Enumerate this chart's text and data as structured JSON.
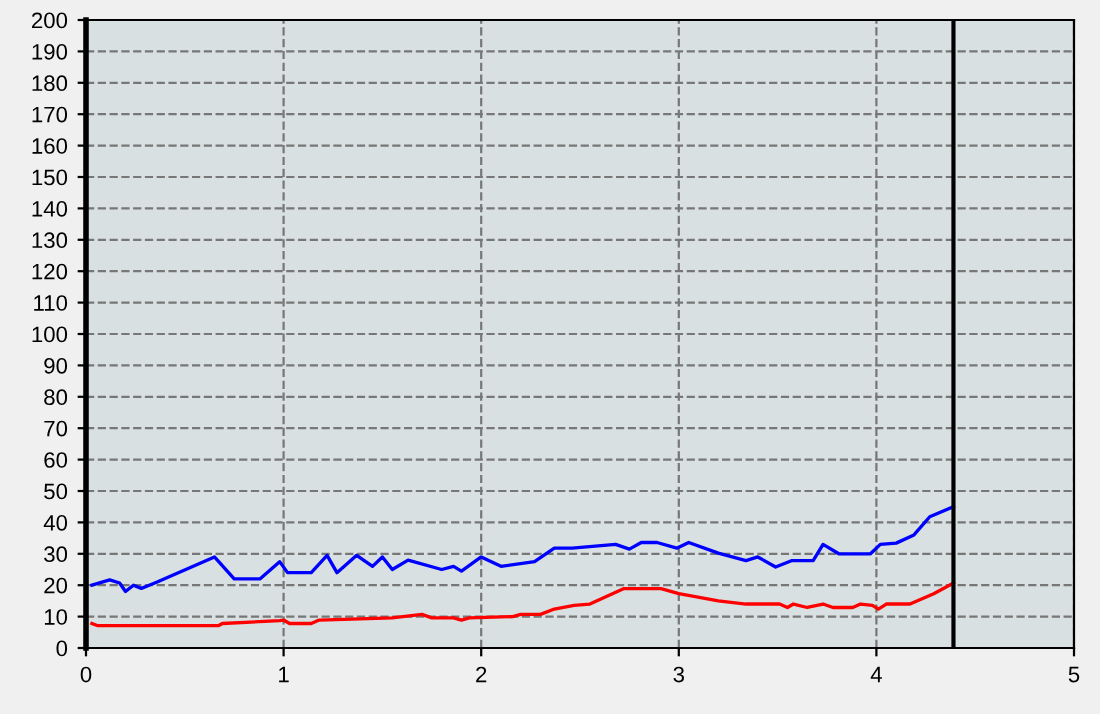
{
  "chart_data": {
    "type": "line",
    "xlim": [
      0,
      5
    ],
    "xticks": [
      0,
      1,
      2,
      3,
      4,
      5
    ],
    "ylim": [
      0,
      200
    ],
    "yticks": [
      0,
      10,
      20,
      30,
      40,
      50,
      60,
      70,
      80,
      90,
      100,
      110,
      120,
      130,
      140,
      150,
      160,
      170,
      180,
      190,
      200
    ],
    "grid": true,
    "line_style": "solid",
    "ref_lines": [
      {
        "axis": "x",
        "value": 4.39,
        "color": "#000000"
      }
    ],
    "series": [
      {
        "color": "#0000ff",
        "x": [
          0.03,
          0.12,
          0.17,
          0.2,
          0.24,
          0.28,
          0.32,
          0.36,
          0.65,
          0.75,
          0.88,
          0.98,
          1.02,
          1.14,
          1.22,
          1.27,
          1.37,
          1.45,
          1.5,
          1.55,
          1.63,
          1.8,
          1.86,
          1.9,
          2.0,
          2.1,
          2.27,
          2.37,
          2.46,
          2.68,
          2.75,
          2.81,
          2.89,
          2.99,
          3.05,
          3.2,
          3.34,
          3.4,
          3.49,
          3.57,
          3.68,
          3.73,
          3.81,
          3.97,
          4.02,
          4.1,
          4.19,
          4.27,
          4.39
        ],
        "values": [
          20,
          21.7,
          20.7,
          18,
          20,
          19,
          20,
          21,
          29,
          22,
          22,
          27.5,
          24,
          24,
          29.5,
          24,
          29.5,
          26,
          29,
          25,
          28,
          25,
          26,
          24.5,
          29,
          26,
          27.5,
          31.8,
          31.8,
          33,
          31.5,
          33.6,
          33.6,
          31.8,
          33.6,
          30.2,
          27.8,
          29,
          25.8,
          27.8,
          27.8,
          33,
          30,
          30,
          33,
          33.4,
          36,
          41.8,
          45
        ]
      },
      {
        "color": "#ff0000",
        "x": [
          0.03,
          0.06,
          0.67,
          0.69,
          0.98,
          1.0,
          1.03,
          1.14,
          1.18,
          1.55,
          1.7,
          1.75,
          1.86,
          1.9,
          1.94,
          2.16,
          2.2,
          2.3,
          2.37,
          2.47,
          2.55,
          2.72,
          2.91,
          3.0,
          3.2,
          3.34,
          3.51,
          3.55,
          3.58,
          3.65,
          3.73,
          3.78,
          3.88,
          3.92,
          3.98,
          4.01,
          4.05,
          4.17,
          4.29,
          4.39
        ],
        "values": [
          7.8,
          7.1,
          7.1,
          7.8,
          8.7,
          8.9,
          7.8,
          7.8,
          8.9,
          9.6,
          10.7,
          9.6,
          9.6,
          8.9,
          9.6,
          10,
          10.7,
          10.7,
          12.4,
          13.6,
          14,
          18.9,
          18.9,
          17.3,
          15,
          14,
          14,
          12.9,
          14,
          12.9,
          14,
          12.9,
          12.9,
          14,
          13.6,
          12.4,
          14,
          14,
          17.3,
          20.7
        ]
      }
    ]
  }
}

## OBJECTIVE
Repeat the lines above exactly, and keep every picture out.

## FULL ANSWER
Enumerate this chart's text and data as structured JSON.
{
  "chart_data": {
    "type": "line",
    "xlim": [
      0,
      5
    ],
    "xticks": [
      0,
      1,
      2,
      3,
      4,
      5
    ],
    "ylim": [
      0,
      200
    ],
    "yticks": [
      0,
      10,
      20,
      30,
      40,
      50,
      60,
      70,
      80,
      90,
      100,
      110,
      120,
      130,
      140,
      150,
      160,
      170,
      180,
      190,
      200
    ],
    "grid": true,
    "line_style": "solid",
    "ref_lines": [
      {
        "axis": "x",
        "value": 4.39,
        "color": "#000000"
      }
    ],
    "series": [
      {
        "color": "#0000ff",
        "x": [
          0.03,
          0.12,
          0.17,
          0.2,
          0.24,
          0.28,
          0.32,
          0.36,
          0.65,
          0.75,
          0.88,
          0.98,
          1.02,
          1.14,
          1.22,
          1.27,
          1.37,
          1.45,
          1.5,
          1.55,
          1.63,
          1.8,
          1.86,
          1.9,
          2.0,
          2.1,
          2.27,
          2.37,
          2.46,
          2.68,
          2.75,
          2.81,
          2.89,
          2.99,
          3.05,
          3.2,
          3.34,
          3.4,
          3.49,
          3.57,
          3.68,
          3.73,
          3.81,
          3.97,
          4.02,
          4.1,
          4.19,
          4.27,
          4.39
        ],
        "values": [
          20,
          21.7,
          20.7,
          18,
          20,
          19,
          20,
          21,
          29,
          22,
          22,
          27.5,
          24,
          24,
          29.5,
          24,
          29.5,
          26,
          29,
          25,
          28,
          25,
          26,
          24.5,
          29,
          26,
          27.5,
          31.8,
          31.8,
          33,
          31.5,
          33.6,
          33.6,
          31.8,
          33.6,
          30.2,
          27.8,
          29,
          25.8,
          27.8,
          27.8,
          33,
          30,
          30,
          33,
          33.4,
          36,
          41.8,
          45
        ]
      },
      {
        "color": "#ff0000",
        "x": [
          0.03,
          0.06,
          0.67,
          0.69,
          0.98,
          1.0,
          1.03,
          1.14,
          1.18,
          1.55,
          1.7,
          1.75,
          1.86,
          1.9,
          1.94,
          2.16,
          2.2,
          2.3,
          2.37,
          2.47,
          2.55,
          2.72,
          2.91,
          3.0,
          3.2,
          3.34,
          3.51,
          3.55,
          3.58,
          3.65,
          3.73,
          3.78,
          3.88,
          3.92,
          3.98,
          4.01,
          4.05,
          4.17,
          4.29,
          4.39
        ],
        "values": [
          7.8,
          7.1,
          7.1,
          7.8,
          8.7,
          8.9,
          7.8,
          7.8,
          8.9,
          9.6,
          10.7,
          9.6,
          9.6,
          8.9,
          9.6,
          10,
          10.7,
          10.7,
          12.4,
          13.6,
          14,
          18.9,
          18.9,
          17.3,
          15,
          14,
          14,
          12.9,
          14,
          12.9,
          14,
          12.9,
          12.9,
          14,
          13.6,
          12.4,
          14,
          14,
          17.3,
          20.7
        ]
      }
    ]
  }
}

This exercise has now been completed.